*WHAT YOU WILL DO*
Collect all lines from the listing that include the string "получения".
* Begin *
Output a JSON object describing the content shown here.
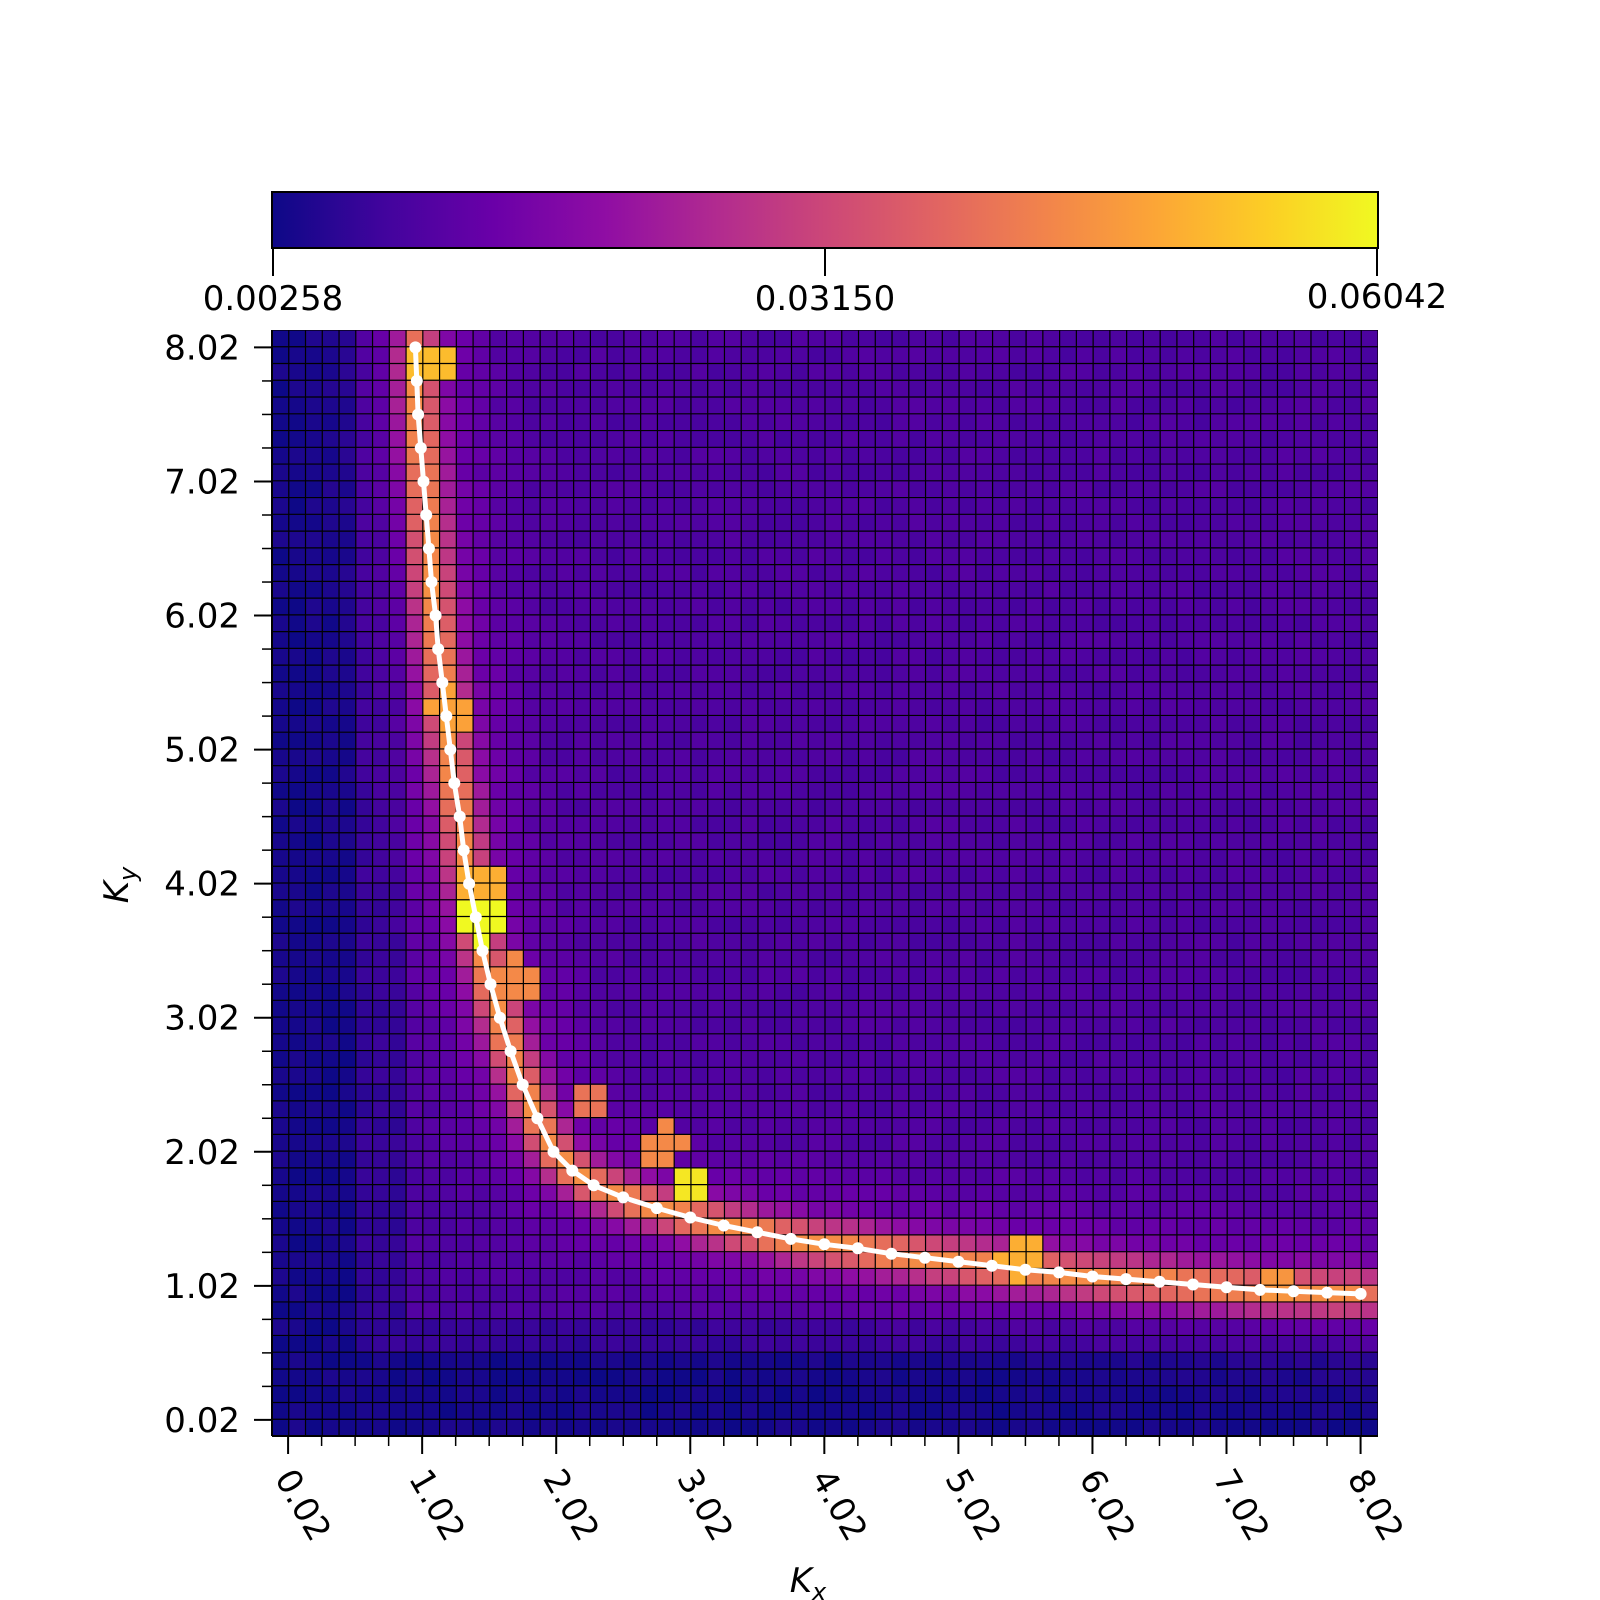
{
  "chart_data": {
    "type": "heatmap",
    "xlabel": "K",
    "xlabel_sub": "x",
    "ylabel": "K",
    "ylabel_sub": "y",
    "x_range": [
      -0.1,
      8.15
    ],
    "y_range": [
      -0.1,
      8.15
    ],
    "grid": true,
    "grid_cells": 66,
    "colormap": "plasma",
    "colorbar": {
      "placement": "top",
      "min": 0.00258,
      "mid": 0.0315,
      "max": 0.06042,
      "tick_labels": [
        "0.00258",
        "0.03150",
        "0.06042"
      ]
    },
    "x_tick_values": [
      0.02,
      1.02,
      2.02,
      3.02,
      4.02,
      5.02,
      6.02,
      7.02,
      8.02
    ],
    "x_tick_labels": [
      "0.02",
      "1.02",
      "2.02",
      "3.02",
      "4.02",
      "5.02",
      "6.02",
      "7.02",
      "8.02"
    ],
    "y_tick_values": [
      0.02,
      1.02,
      2.02,
      3.02,
      4.02,
      5.02,
      6.02,
      7.02,
      8.02
    ],
    "y_tick_labels": [
      "0.02",
      "1.02",
      "2.02",
      "3.02",
      "4.02",
      "5.02",
      "6.02",
      "7.02",
      "8.02"
    ],
    "value_background": 0.0102,
    "value_low_strip": 0.0035,
    "hotspots": [
      {
        "x": 1.45,
        "y": 3.75,
        "value": 0.0604
      },
      {
        "x": 3.02,
        "y": 1.75,
        "value": 0.058
      },
      {
        "x": 1.45,
        "y": 4.0,
        "value": 0.05
      },
      {
        "x": 1.1,
        "y": 7.9,
        "value": 0.052
      },
      {
        "x": 1.25,
        "y": 5.3,
        "value": 0.048
      },
      {
        "x": 5.5,
        "y": 1.25,
        "value": 0.05
      },
      {
        "x": 7.4,
        "y": 1.0,
        "value": 0.046
      },
      {
        "x": 2.8,
        "y": 2.05,
        "value": 0.044
      },
      {
        "x": 1.7,
        "y": 3.3,
        "value": 0.044
      },
      {
        "x": 2.3,
        "y": 2.4,
        "value": 0.04
      }
    ],
    "series": [
      {
        "type": "line",
        "color": "#ffffff",
        "x": [
          0.97,
          0.98,
          0.99,
          1.01,
          1.03,
          1.05,
          1.07,
          1.09,
          1.12,
          1.14,
          1.17,
          1.2,
          1.23,
          1.26,
          1.3,
          1.33,
          1.37,
          1.42,
          1.47,
          1.53,
          1.6,
          1.68,
          1.77,
          1.88,
          2.0,
          2.14,
          2.3,
          2.52,
          2.77,
          3.02,
          3.27,
          3.52,
          3.77,
          4.02,
          4.27,
          4.52,
          4.77,
          5.02,
          5.27,
          5.52,
          5.77,
          6.02,
          6.27,
          6.52,
          6.77,
          7.02,
          7.27,
          7.52,
          7.77,
          8.02
        ],
        "y": [
          8.02,
          7.77,
          7.52,
          7.27,
          7.02,
          6.77,
          6.52,
          6.27,
          6.02,
          5.77,
          5.52,
          5.27,
          5.02,
          4.77,
          4.52,
          4.27,
          4.02,
          3.77,
          3.52,
          3.27,
          3.02,
          2.77,
          2.52,
          2.27,
          2.02,
          1.88,
          1.77,
          1.68,
          1.6,
          1.53,
          1.47,
          1.42,
          1.37,
          1.33,
          1.3,
          1.26,
          1.23,
          1.2,
          1.17,
          1.14,
          1.12,
          1.09,
          1.07,
          1.05,
          1.03,
          1.01,
          0.99,
          0.98,
          0.97,
          0.96
        ]
      }
    ]
  }
}
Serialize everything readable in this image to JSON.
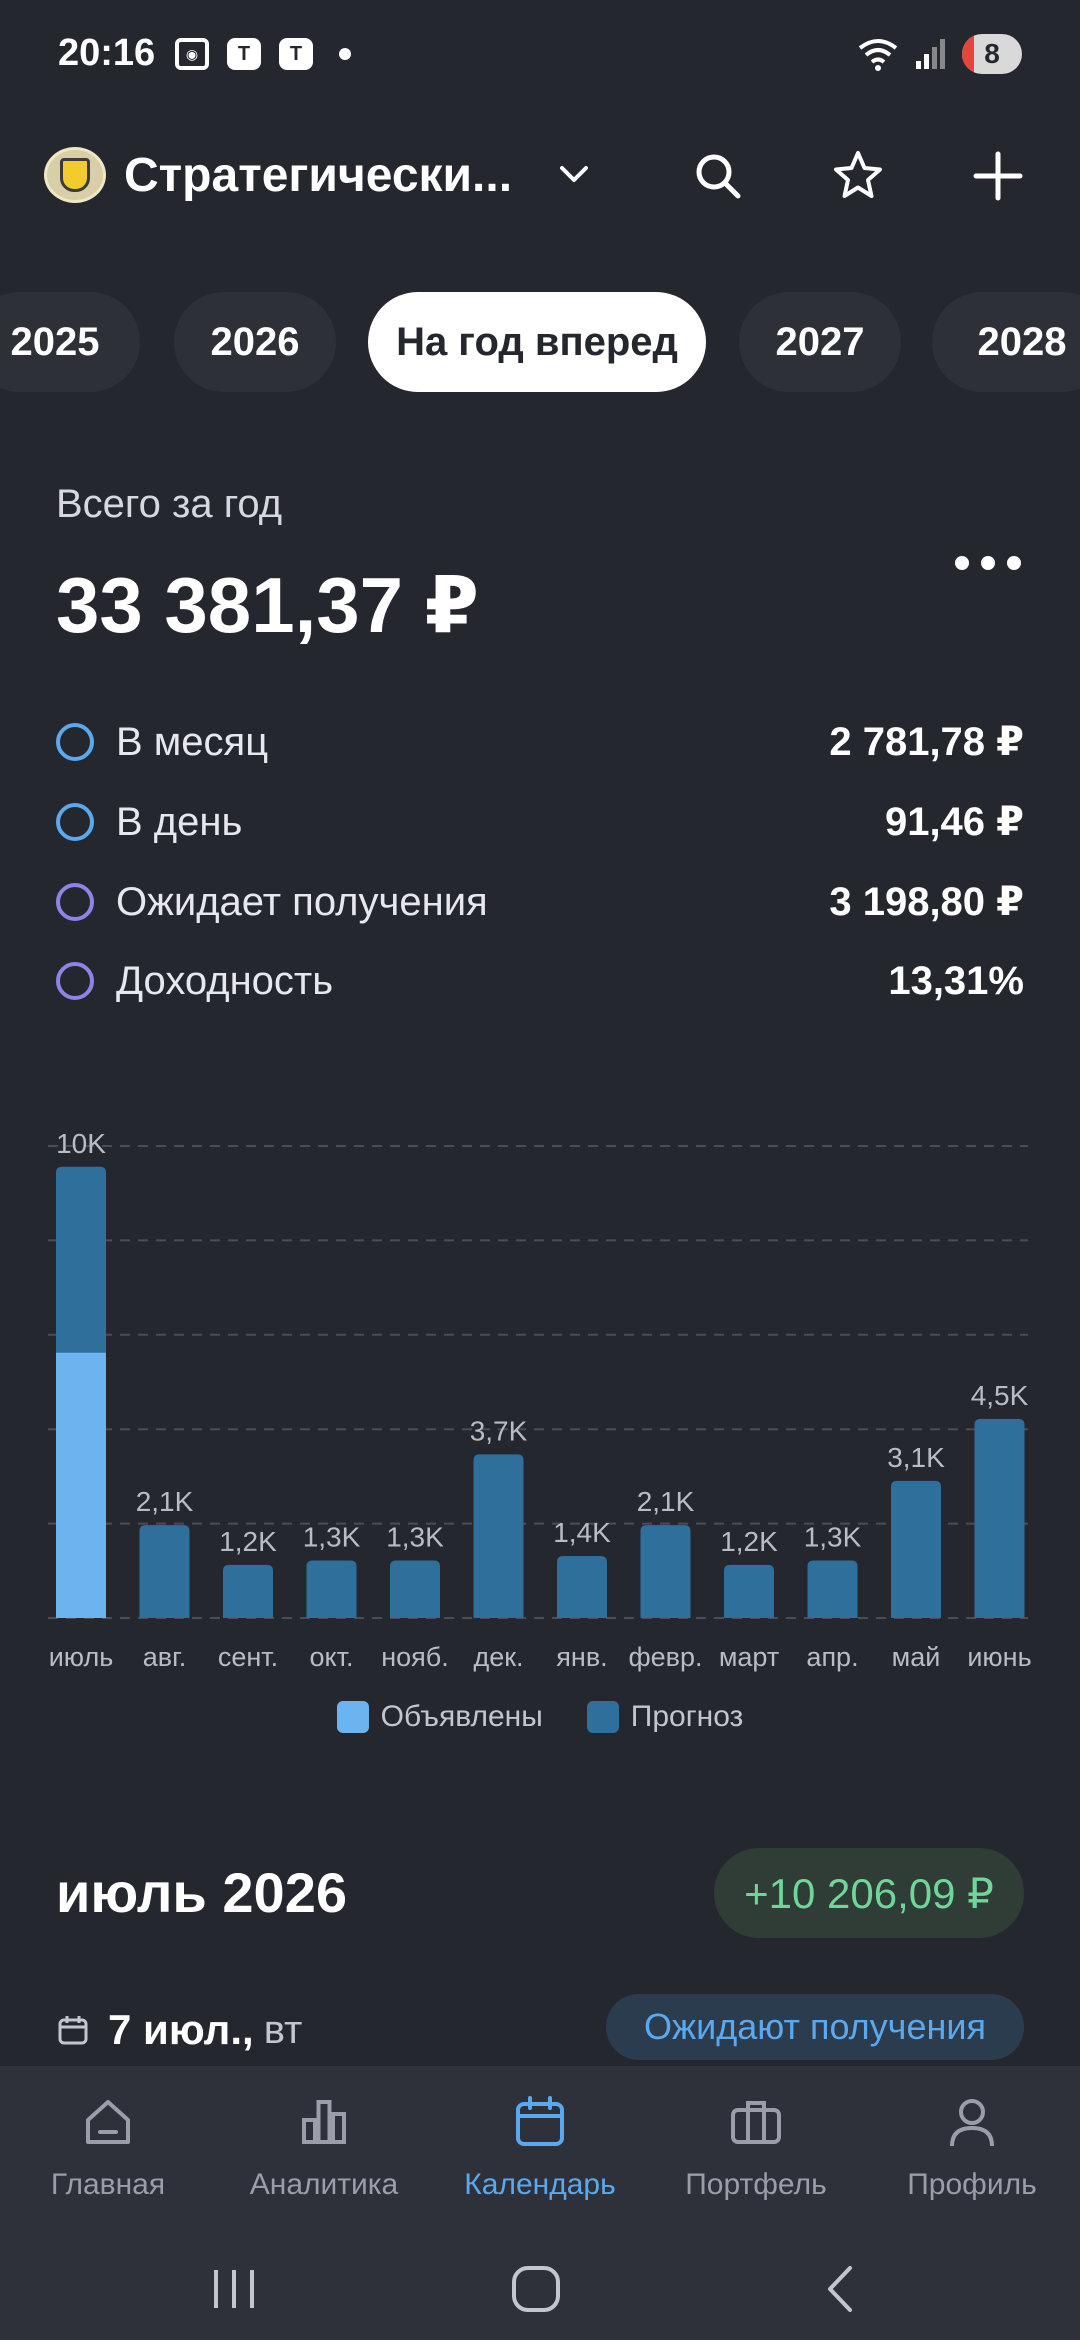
{
  "status_bar": {
    "time": "20:16",
    "battery": "8",
    "t_icon": "Т"
  },
  "header": {
    "title": "Стратегически...",
    "logo": "tinkoff-logo"
  },
  "tabs": [
    {
      "label": "2025",
      "active": false
    },
    {
      "label": "2026",
      "active": false
    },
    {
      "label": "На год вперед",
      "active": true
    },
    {
      "label": "2027",
      "active": false
    },
    {
      "label": "2028",
      "active": false
    }
  ],
  "summary": {
    "label": "Всего за год",
    "total": "33 381,37 ₽",
    "stats": [
      {
        "label": "В месяц",
        "value": "2 781,78 ₽",
        "color": "#5aa9ee"
      },
      {
        "label": "В день",
        "value": "91,46 ₽",
        "color": "#5aa9ee"
      },
      {
        "label": "Ожидает получения",
        "value": "3 198,80 ₽",
        "color": "#8d84e8"
      },
      {
        "label": "Доходность",
        "value": "13,31%",
        "color": "#8d84e8"
      }
    ]
  },
  "chart_data": {
    "type": "bar",
    "categories": [
      "июль",
      "авг.",
      "сент.",
      "окт.",
      "нояб.",
      "дек.",
      "янв.",
      "февр.",
      "март",
      "апр.",
      "май",
      "июнь"
    ],
    "series": [
      {
        "name": "Объявлены",
        "color": "#6cb4f0",
        "values": [
          6000,
          0,
          0,
          0,
          0,
          0,
          0,
          0,
          0,
          0,
          0,
          0
        ]
      },
      {
        "name": "Прогноз",
        "color": "#2f6f9b",
        "values": [
          4200,
          2100,
          1200,
          1300,
          1300,
          3700,
          1400,
          2100,
          1200,
          1300,
          3100,
          4500
        ]
      }
    ],
    "bar_labels": [
      "10K",
      "2,1K",
      "1,2K",
      "1,3K",
      "1,3K",
      "3,7K",
      "1,4K",
      "2,1K",
      "1,2K",
      "1,3K",
      "3,1K",
      "4,5K"
    ],
    "ylim": [
      0,
      10000
    ],
    "grid": true,
    "legend_position": "bottom"
  },
  "month_section": {
    "title": "июль 2026",
    "total_pill": "+10 206,09 ₽",
    "event_date": "7 июл.,",
    "event_day": "вт",
    "event_status": "Ожидают получения"
  },
  "bottom_nav": [
    {
      "label": "Главная",
      "icon": "home-icon",
      "active": false
    },
    {
      "label": "Аналитика",
      "icon": "analytics-icon",
      "active": false
    },
    {
      "label": "Календарь",
      "icon": "calendar-icon",
      "active": true
    },
    {
      "label": "Портфель",
      "icon": "briefcase-icon",
      "active": false
    },
    {
      "label": "Профиль",
      "icon": "profile-icon",
      "active": false
    }
  ]
}
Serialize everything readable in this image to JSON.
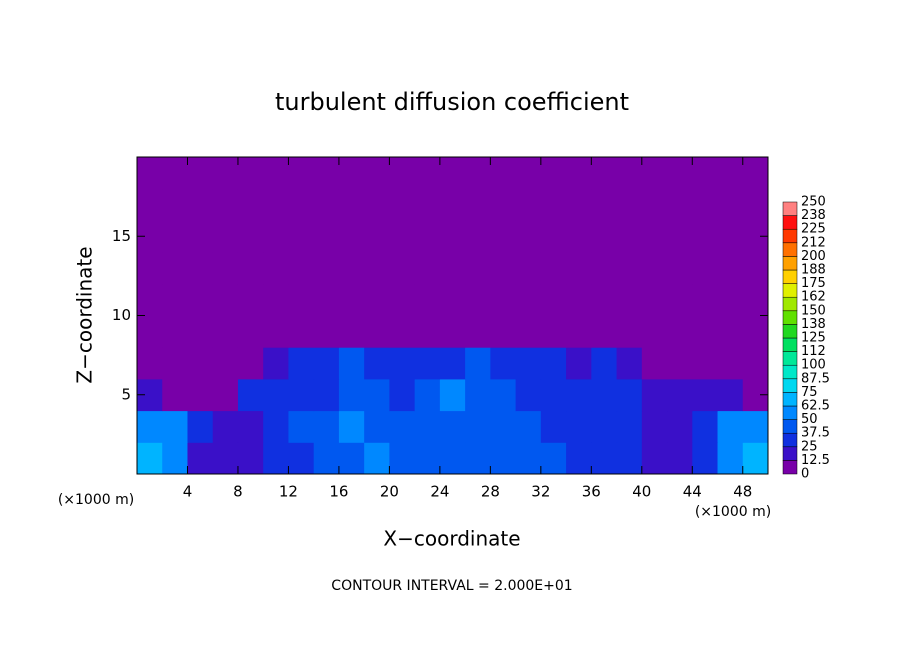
{
  "chart_data": {
    "type": "heatmap",
    "title": "turbulent diffusion coefficient",
    "x_label": "X−coordinate",
    "y_label": "Z−coordinate",
    "x_unit_labels": [
      "(×1000 m)",
      "(×1000 m)"
    ],
    "annotation": "CONTOUR INTERVAL = 2.000E+01",
    "xlim": [
      0,
      50
    ],
    "ylim": [
      0,
      20
    ],
    "xticks": [
      4,
      8,
      12,
      16,
      20,
      24,
      28,
      32,
      36,
      40,
      44,
      48
    ],
    "yticks": [
      5,
      10,
      15
    ],
    "x": [
      0,
      2,
      4,
      6,
      8,
      10,
      12,
      14,
      16,
      18,
      20,
      22,
      24,
      26,
      28,
      30,
      32,
      34,
      36,
      38,
      40,
      42,
      44,
      46,
      48,
      50
    ],
    "y": [
      0,
      2,
      4,
      6,
      8,
      10,
      12,
      14,
      16,
      18,
      20
    ],
    "z": [
      [
        65,
        60,
        20,
        15,
        15,
        30,
        35,
        40,
        45,
        50,
        45,
        45,
        40,
        45,
        45,
        40,
        40,
        35,
        35,
        30,
        20,
        15,
        30,
        55,
        65
      ],
      [
        60,
        55,
        25,
        15,
        20,
        35,
        40,
        40,
        50,
        45,
        40,
        40,
        45,
        40,
        45,
        40,
        35,
        35,
        30,
        25,
        15,
        20,
        35,
        50,
        55
      ],
      [
        15,
        10,
        10,
        5,
        25,
        35,
        35,
        35,
        45,
        40,
        35,
        40,
        55,
        40,
        40,
        35,
        35,
        30,
        30,
        25,
        20,
        20,
        20,
        15,
        10
      ],
      [
        0,
        0,
        0,
        0,
        5,
        20,
        25,
        30,
        40,
        30,
        25,
        30,
        35,
        45,
        35,
        30,
        30,
        20,
        25,
        20,
        10,
        5,
        5,
        0,
        0
      ],
      [
        0,
        0,
        0,
        0,
        0,
        0,
        0,
        0,
        0,
        10,
        0,
        0,
        0,
        0,
        10,
        0,
        0,
        0,
        0,
        0,
        0,
        0,
        0,
        0,
        0
      ],
      [
        0,
        0,
        0,
        0,
        0,
        0,
        0,
        0,
        0,
        0,
        0,
        0,
        0,
        0,
        0,
        0,
        0,
        0,
        0,
        0,
        0,
        0,
        0,
        0,
        0
      ],
      [
        0,
        0,
        0,
        0,
        0,
        0,
        0,
        0,
        0,
        0,
        0,
        0,
        0,
        0,
        0,
        0,
        0,
        0,
        0,
        0,
        0,
        0,
        0,
        0,
        0
      ],
      [
        0,
        0,
        0,
        0,
        0,
        0,
        0,
        0,
        0,
        0,
        0,
        0,
        0,
        0,
        0,
        0,
        0,
        0,
        0,
        0,
        0,
        0,
        0,
        0,
        0
      ],
      [
        0,
        0,
        0,
        0,
        0,
        0,
        0,
        0,
        0,
        0,
        0,
        0,
        0,
        0,
        0,
        0,
        0,
        0,
        0,
        0,
        0,
        0,
        0,
        0,
        0
      ],
      [
        0,
        0,
        0,
        0,
        0,
        0,
        0,
        0,
        0,
        0,
        0,
        0,
        0,
        0,
        0,
        0,
        0,
        0,
        0,
        0,
        0,
        0,
        0,
        0,
        0
      ]
    ],
    "levels": [
      0,
      12.5,
      25,
      37.5,
      50,
      62.5,
      75,
      87.5,
      100,
      {
        "value": 112.5,
        "label": "112"
      },
      125,
      {
        "value": 137.5,
        "label": "138"
      },
      150,
      {
        "value": 162.5,
        "label": "162"
      },
      175,
      {
        "value": 187.5,
        "label": "188"
      },
      200,
      {
        "value": 212.5,
        "label": "212"
      },
      225,
      {
        "value": 237.5,
        "label": "238"
      },
      250
    ],
    "colors": [
      "#7800a8",
      "#3a10c8",
      "#1030e0",
      "#0058f0",
      "#0088ff",
      "#00b4ff",
      "#00d8f0",
      "#00e8c8",
      "#00e898",
      "#00e060",
      "#20d820",
      "#60e000",
      "#a0e800",
      "#e0f000",
      "#ffd000",
      "#ffa000",
      "#ff7000",
      "#ff3800",
      "#ff1010",
      "#ff8080"
    ]
  }
}
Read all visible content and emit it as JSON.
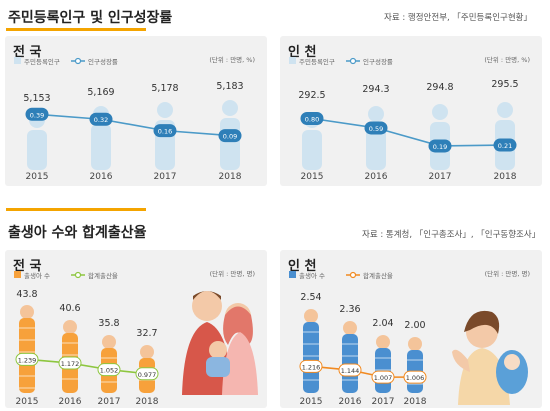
* End *
*RESPONSE TO THE EXERCISE*
        "label": "Ожидает получения",
    "event_status": "Ожидают получения"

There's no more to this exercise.